- [WHAT YOU NEED TO DO]: Return each line containing "Live".
===== SUPPLIED ENTRIES =====
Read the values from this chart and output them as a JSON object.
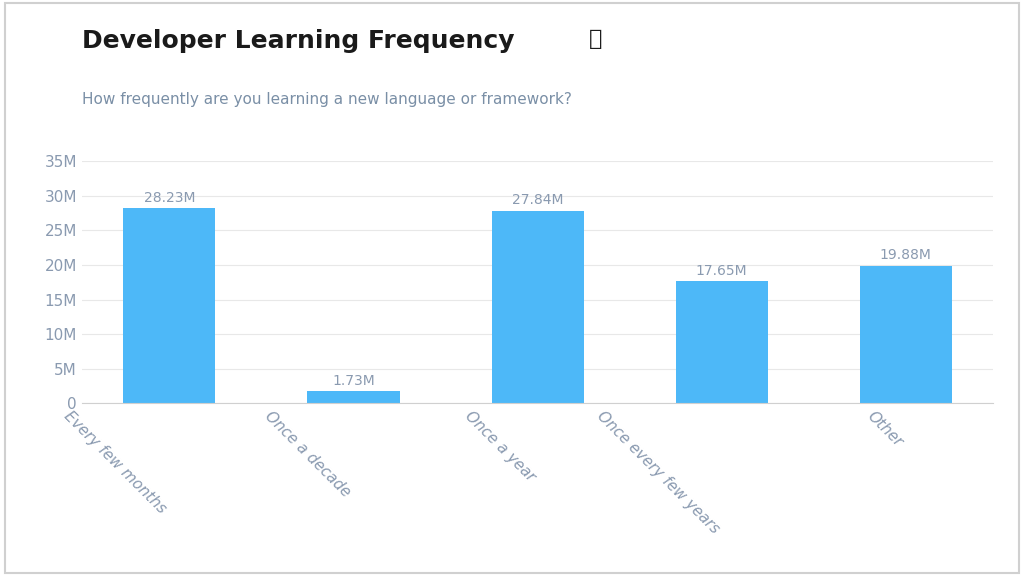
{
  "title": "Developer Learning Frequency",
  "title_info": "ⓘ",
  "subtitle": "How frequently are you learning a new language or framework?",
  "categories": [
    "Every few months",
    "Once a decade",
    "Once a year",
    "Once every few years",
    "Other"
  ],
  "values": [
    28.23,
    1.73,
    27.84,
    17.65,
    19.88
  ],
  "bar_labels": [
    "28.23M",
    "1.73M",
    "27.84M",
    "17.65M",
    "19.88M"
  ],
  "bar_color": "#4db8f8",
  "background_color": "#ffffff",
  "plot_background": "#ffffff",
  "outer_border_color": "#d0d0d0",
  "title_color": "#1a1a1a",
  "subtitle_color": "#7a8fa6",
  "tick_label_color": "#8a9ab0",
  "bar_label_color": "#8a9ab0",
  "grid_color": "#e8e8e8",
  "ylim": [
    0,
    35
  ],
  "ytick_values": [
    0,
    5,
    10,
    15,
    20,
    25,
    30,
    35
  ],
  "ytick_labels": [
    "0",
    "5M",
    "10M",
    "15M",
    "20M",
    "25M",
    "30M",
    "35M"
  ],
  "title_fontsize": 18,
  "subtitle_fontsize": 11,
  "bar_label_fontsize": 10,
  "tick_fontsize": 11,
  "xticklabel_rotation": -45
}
=====
===== SUPPLIED ENTRIES =====
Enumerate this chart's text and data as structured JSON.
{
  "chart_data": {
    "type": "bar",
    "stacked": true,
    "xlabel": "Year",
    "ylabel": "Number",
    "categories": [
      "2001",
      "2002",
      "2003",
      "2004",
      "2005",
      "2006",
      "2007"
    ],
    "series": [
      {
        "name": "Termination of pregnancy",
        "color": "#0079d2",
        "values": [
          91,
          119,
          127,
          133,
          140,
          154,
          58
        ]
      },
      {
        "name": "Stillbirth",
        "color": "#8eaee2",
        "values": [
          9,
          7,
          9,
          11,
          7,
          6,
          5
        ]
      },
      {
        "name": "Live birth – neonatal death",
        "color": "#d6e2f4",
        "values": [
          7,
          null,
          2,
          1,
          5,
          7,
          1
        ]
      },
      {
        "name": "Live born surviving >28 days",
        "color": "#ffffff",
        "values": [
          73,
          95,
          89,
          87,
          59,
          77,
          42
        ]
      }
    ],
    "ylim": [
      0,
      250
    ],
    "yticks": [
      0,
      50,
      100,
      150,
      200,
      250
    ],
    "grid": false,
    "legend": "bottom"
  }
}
=====
- [SOLUTION BELOW]:
        "name": "Live birth – neonatal death",
        "name": "Live born surviving >28 days",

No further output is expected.